>>>>>
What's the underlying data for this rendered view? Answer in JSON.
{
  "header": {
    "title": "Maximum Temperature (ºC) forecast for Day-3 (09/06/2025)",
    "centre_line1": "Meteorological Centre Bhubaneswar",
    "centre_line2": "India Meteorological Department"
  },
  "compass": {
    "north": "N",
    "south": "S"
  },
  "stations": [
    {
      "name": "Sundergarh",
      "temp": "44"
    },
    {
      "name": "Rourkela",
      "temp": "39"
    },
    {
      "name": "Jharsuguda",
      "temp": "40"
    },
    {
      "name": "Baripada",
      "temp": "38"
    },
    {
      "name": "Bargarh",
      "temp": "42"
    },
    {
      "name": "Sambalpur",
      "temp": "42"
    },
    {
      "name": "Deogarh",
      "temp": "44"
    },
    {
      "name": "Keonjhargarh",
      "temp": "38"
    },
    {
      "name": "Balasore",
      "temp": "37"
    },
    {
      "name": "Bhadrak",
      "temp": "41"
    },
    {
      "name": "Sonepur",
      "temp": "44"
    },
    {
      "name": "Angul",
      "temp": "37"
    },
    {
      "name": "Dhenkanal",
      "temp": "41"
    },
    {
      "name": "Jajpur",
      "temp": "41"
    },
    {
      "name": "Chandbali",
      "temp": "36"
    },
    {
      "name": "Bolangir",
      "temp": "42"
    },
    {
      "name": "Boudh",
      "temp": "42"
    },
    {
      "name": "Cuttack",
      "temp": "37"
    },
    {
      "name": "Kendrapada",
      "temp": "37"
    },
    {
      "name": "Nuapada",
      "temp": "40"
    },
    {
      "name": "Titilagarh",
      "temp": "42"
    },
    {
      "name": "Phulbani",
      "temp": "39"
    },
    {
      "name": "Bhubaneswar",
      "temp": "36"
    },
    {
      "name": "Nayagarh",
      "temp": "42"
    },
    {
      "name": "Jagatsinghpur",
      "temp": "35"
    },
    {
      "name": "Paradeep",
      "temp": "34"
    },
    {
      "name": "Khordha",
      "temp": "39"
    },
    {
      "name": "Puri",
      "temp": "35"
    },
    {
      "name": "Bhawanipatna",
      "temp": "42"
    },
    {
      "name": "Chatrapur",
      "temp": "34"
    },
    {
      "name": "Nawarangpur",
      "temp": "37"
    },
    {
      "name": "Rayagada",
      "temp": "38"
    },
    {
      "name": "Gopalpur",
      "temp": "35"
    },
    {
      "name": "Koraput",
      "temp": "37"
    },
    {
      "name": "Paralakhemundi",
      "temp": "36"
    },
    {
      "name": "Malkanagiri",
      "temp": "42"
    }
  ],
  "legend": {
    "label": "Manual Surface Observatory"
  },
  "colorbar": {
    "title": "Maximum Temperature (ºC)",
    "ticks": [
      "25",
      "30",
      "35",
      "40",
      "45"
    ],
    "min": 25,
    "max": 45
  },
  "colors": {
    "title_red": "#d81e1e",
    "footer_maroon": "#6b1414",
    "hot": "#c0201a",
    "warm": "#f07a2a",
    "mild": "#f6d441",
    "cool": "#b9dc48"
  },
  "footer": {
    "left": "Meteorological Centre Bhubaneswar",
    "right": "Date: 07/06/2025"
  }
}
<<<<<
WHAT THE TASK ASKS
Quote all of the entries exactly as they appear.

RESPONSE
What's the underlying data for this rendered view? Answer in JSON.
{
  "header": {
    "title": "Maximum Temperature (ºC) forecast for Day-3 (09/06/2025)",
    "centre_line1": "Meteorological Centre Bhubaneswar",
    "centre_line2": "India Meteorological Department"
  },
  "compass": {
    "north": "N",
    "south": "S"
  },
  "stations": [
    {
      "name": "Sundergarh",
      "temp": "44"
    },
    {
      "name": "Rourkela",
      "temp": "39"
    },
    {
      "name": "Jharsuguda",
      "temp": "40"
    },
    {
      "name": "Baripada",
      "temp": "38"
    },
    {
      "name": "Bargarh",
      "temp": "42"
    },
    {
      "name": "Sambalpur",
      "temp": "42"
    },
    {
      "name": "Deogarh",
      "temp": "44"
    },
    {
      "name": "Keonjhargarh",
      "temp": "38"
    },
    {
      "name": "Balasore",
      "temp": "37"
    },
    {
      "name": "Bhadrak",
      "temp": "41"
    },
    {
      "name": "Sonepur",
      "temp": "44"
    },
    {
      "name": "Angul",
      "temp": "37"
    },
    {
      "name": "Dhenkanal",
      "temp": "41"
    },
    {
      "name": "Jajpur",
      "temp": "41"
    },
    {
      "name": "Chandbali",
      "temp": "36"
    },
    {
      "name": "Bolangir",
      "temp": "42"
    },
    {
      "name": "Boudh",
      "temp": "42"
    },
    {
      "name": "Cuttack",
      "temp": "37"
    },
    {
      "name": "Kendrapada",
      "temp": "37"
    },
    {
      "name": "Nuapada",
      "temp": "40"
    },
    {
      "name": "Titilagarh",
      "temp": "42"
    },
    {
      "name": "Phulbani",
      "temp": "39"
    },
    {
      "name": "Bhubaneswar",
      "temp": "36"
    },
    {
      "name": "Nayagarh",
      "temp": "42"
    },
    {
      "name": "Jagatsinghpur",
      "temp": "35"
    },
    {
      "name": "Paradeep",
      "temp": "34"
    },
    {
      "name": "Khordha",
      "temp": "39"
    },
    {
      "name": "Puri",
      "temp": "35"
    },
    {
      "name": "Bhawanipatna",
      "temp": "42"
    },
    {
      "name": "Chatrapur",
      "temp": "34"
    },
    {
      "name": "Nawarangpur",
      "temp": "37"
    },
    {
      "name": "Rayagada",
      "temp": "38"
    },
    {
      "name": "Gopalpur",
      "temp": "35"
    },
    {
      "name": "Koraput",
      "temp": "37"
    },
    {
      "name": "Paralakhemundi",
      "temp": "36"
    },
    {
      "name": "Malkanagiri",
      "temp": "42"
    }
  ],
  "legend": {
    "label": "Manual Surface Observatory"
  },
  "colorbar": {
    "title": "Maximum Temperature (ºC)",
    "ticks": [
      "25",
      "30",
      "35",
      "40",
      "45"
    ],
    "min": 25,
    "max": 45
  },
  "colors": {
    "title_red": "#d81e1e",
    "footer_maroon": "#6b1414",
    "hot": "#c0201a",
    "warm": "#f07a2a",
    "mild": "#f6d441",
    "cool": "#b9dc48"
  },
  "footer": {
    "left": "Meteorological Centre Bhubaneswar",
    "right": "Date: 07/06/2025"
  }
}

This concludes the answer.